SET PROBLEM: Examine each line of the data. Copy those that contain the string "Convert".
==== EXCERPTED DATA ====
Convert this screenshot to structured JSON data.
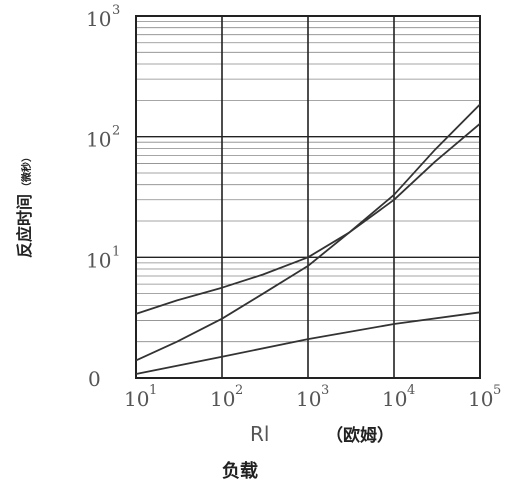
{
  "chart_data": {
    "type": "line",
    "title": "",
    "ylabel": "反应时间",
    "ylabel_unit": "（微秒）",
    "xlabel_symbol": "Rl",
    "xlabel_unit": "（欧姆）",
    "xlabel": "负载",
    "x_scale": "log",
    "y_scale": "log",
    "xlim": [
      10,
      100000
    ],
    "ylim": [
      1,
      1000
    ],
    "grid": true,
    "x_ticks": [
      {
        "base": "10",
        "exp": "1"
      },
      {
        "base": "10",
        "exp": "2"
      },
      {
        "base": "10",
        "exp": "3"
      },
      {
        "base": "10",
        "exp": "4"
      },
      {
        "base": "10",
        "exp": "5"
      }
    ],
    "y_ticks": [
      {
        "base": "0",
        "exp": ""
      },
      {
        "base": "10",
        "exp": "1"
      },
      {
        "base": "10",
        "exp": "2"
      },
      {
        "base": "10",
        "exp": "3"
      }
    ],
    "series": [
      {
        "values": [
          [
            10,
            3.4
          ],
          [
            30,
            4.4
          ],
          [
            100,
            5.6
          ],
          [
            300,
            7.2
          ],
          [
            1000,
            10
          ],
          [
            3000,
            16
          ],
          [
            10000,
            30
          ],
          [
            30000,
            62
          ],
          [
            100000,
            128
          ]
        ]
      },
      {
        "values": [
          [
            10,
            1.4
          ],
          [
            30,
            2.0
          ],
          [
            100,
            3.1
          ],
          [
            300,
            5.0
          ],
          [
            1000,
            8.5
          ],
          [
            3000,
            16
          ],
          [
            10000,
            33
          ],
          [
            30000,
            78
          ],
          [
            100000,
            185
          ]
        ]
      },
      {
        "values": [
          [
            10,
            1.08
          ],
          [
            100,
            1.5
          ],
          [
            1000,
            2.1
          ],
          [
            10000,
            2.8
          ],
          [
            100000,
            3.5
          ]
        ]
      }
    ]
  }
}
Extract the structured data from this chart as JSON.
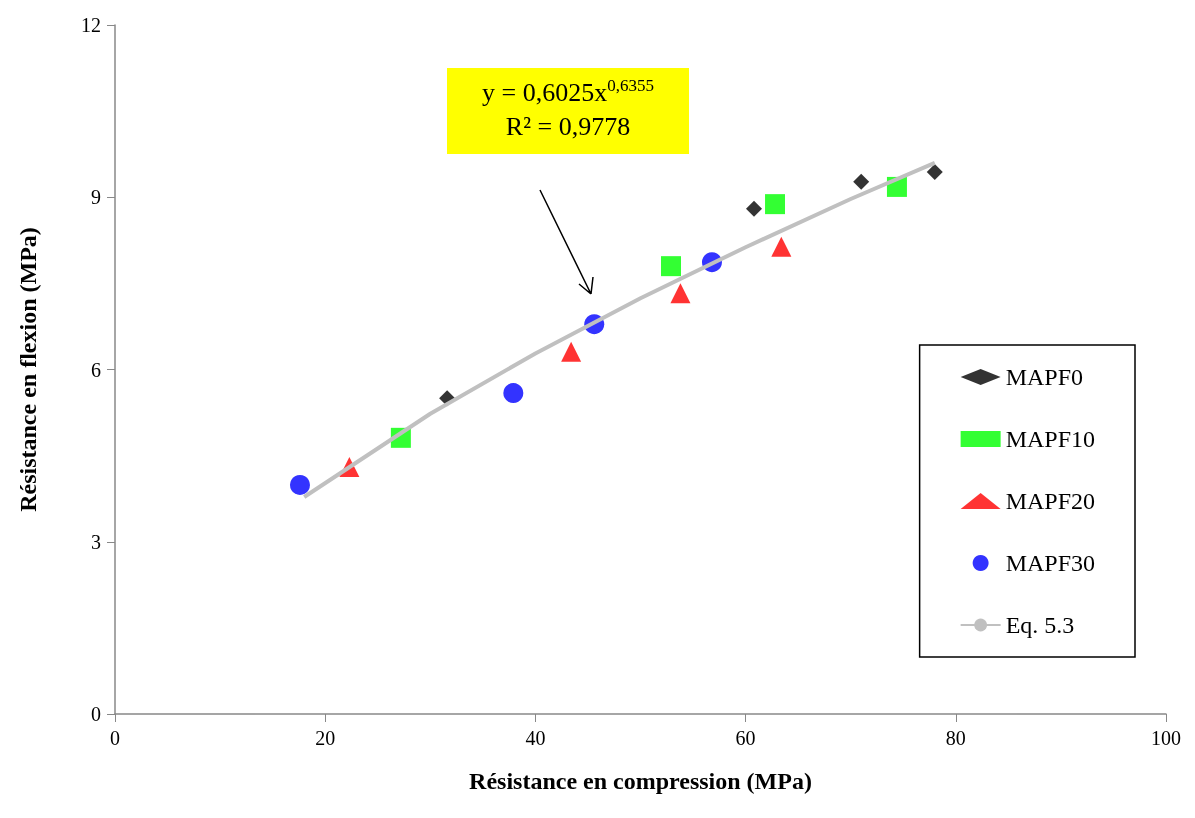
{
  "chart_data": {
    "type": "scatter",
    "xlabel": "Résistance en compression (MPa)",
    "ylabel": "Résistance en flexion (MPa)",
    "annotations": [
      "y = 0,6025x$^{0,6355}$",
      "R² = 0,9778"
    ],
    "xlim": [
      0,
      100
    ],
    "xticks": [
      0,
      20,
      40,
      60,
      80,
      100
    ],
    "ylim": [
      0,
      12
    ],
    "yticks": [
      0,
      3,
      6,
      9,
      12
    ],
    "grid": false,
    "legend": "right",
    "series": [
      {
        "name": "MAPF0",
        "color": "#000000",
        "marker": "diamond",
        "x": [
          31.6,
          60.8,
          71.0,
          78.0
        ],
        "values": [
          5.5,
          8.8,
          9.27,
          9.44
        ]
      },
      {
        "name": "MAPF10",
        "color": "#00ff00",
        "marker": "square",
        "x": [
          27.2,
          52.9,
          62.8,
          74.4
        ],
        "values": [
          4.81,
          7.8,
          8.88,
          9.18
        ]
      },
      {
        "name": "MAPF20",
        "color": "#ff0000",
        "marker": "triangle",
        "x": [
          22.3,
          43.4,
          53.8,
          63.4
        ],
        "values": [
          4.3,
          6.31,
          7.33,
          8.14
        ]
      },
      {
        "name": "MAPF30",
        "color": "#0000ff",
        "marker": "circle",
        "x": [
          17.6,
          37.9,
          45.6,
          56.8
        ],
        "values": [
          3.99,
          5.59,
          6.79,
          7.87
        ]
      },
      {
        "name": "Eq. 5.3",
        "type": "line",
        "color": "#c0c0c0",
        "marker": "none",
        "x": [
          18,
          30,
          40,
          50,
          60,
          70,
          78
        ],
        "values": [
          3.78,
          5.23,
          6.28,
          7.24,
          8.13,
          8.97,
          9.6
        ]
      }
    ]
  }
}
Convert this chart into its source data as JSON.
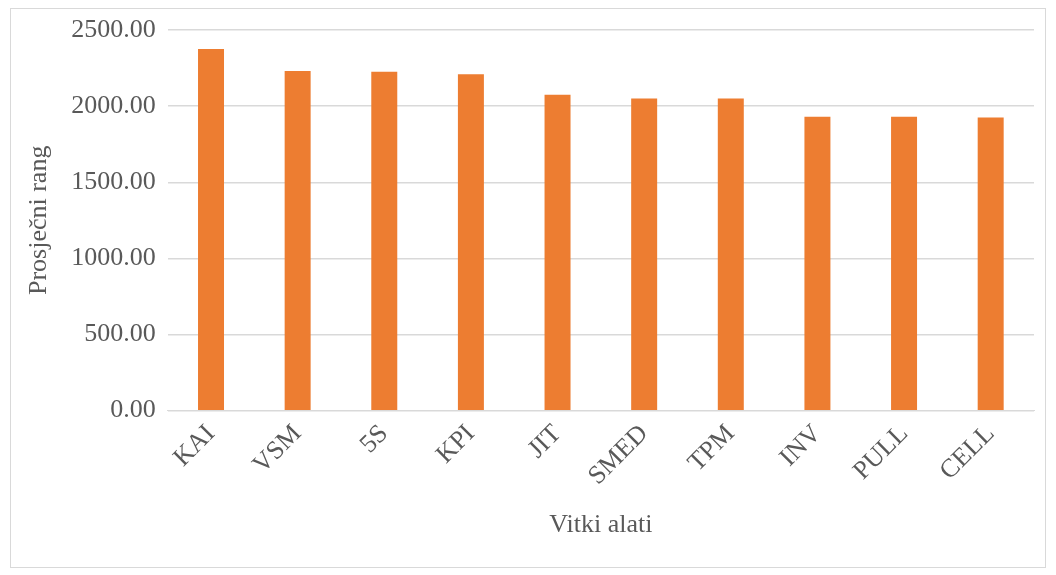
{
  "chart_data": {
    "type": "bar",
    "xlabel": "Vitki alati",
    "ylabel": "Prosječni rang",
    "categories": [
      "KAI",
      "VSM",
      "5S",
      "KPI",
      "JIT",
      "SMED",
      "TPM",
      "INV",
      "PULL",
      "CELL"
    ],
    "values": [
      2375,
      2230,
      2225,
      2210,
      2075,
      2050,
      2050,
      1930,
      1930,
      1925
    ],
    "color": "#ed7d31",
    "ylim": [
      0,
      2500
    ],
    "yticks": [
      {
        "value": 0,
        "label": "0.00"
      },
      {
        "value": 500,
        "label": "500.00"
      },
      {
        "value": 1000,
        "label": "1000.00"
      },
      {
        "value": 1500,
        "label": "1500.00"
      },
      {
        "value": 2000,
        "label": "2000.00"
      },
      {
        "value": 2500,
        "label": "2500.00"
      }
    ],
    "grid": "y",
    "legend": false
  }
}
====
SOLVED PROBLEM:
Convert this screenshot to structured JSON data.
Convert this chart into its source data as JSON.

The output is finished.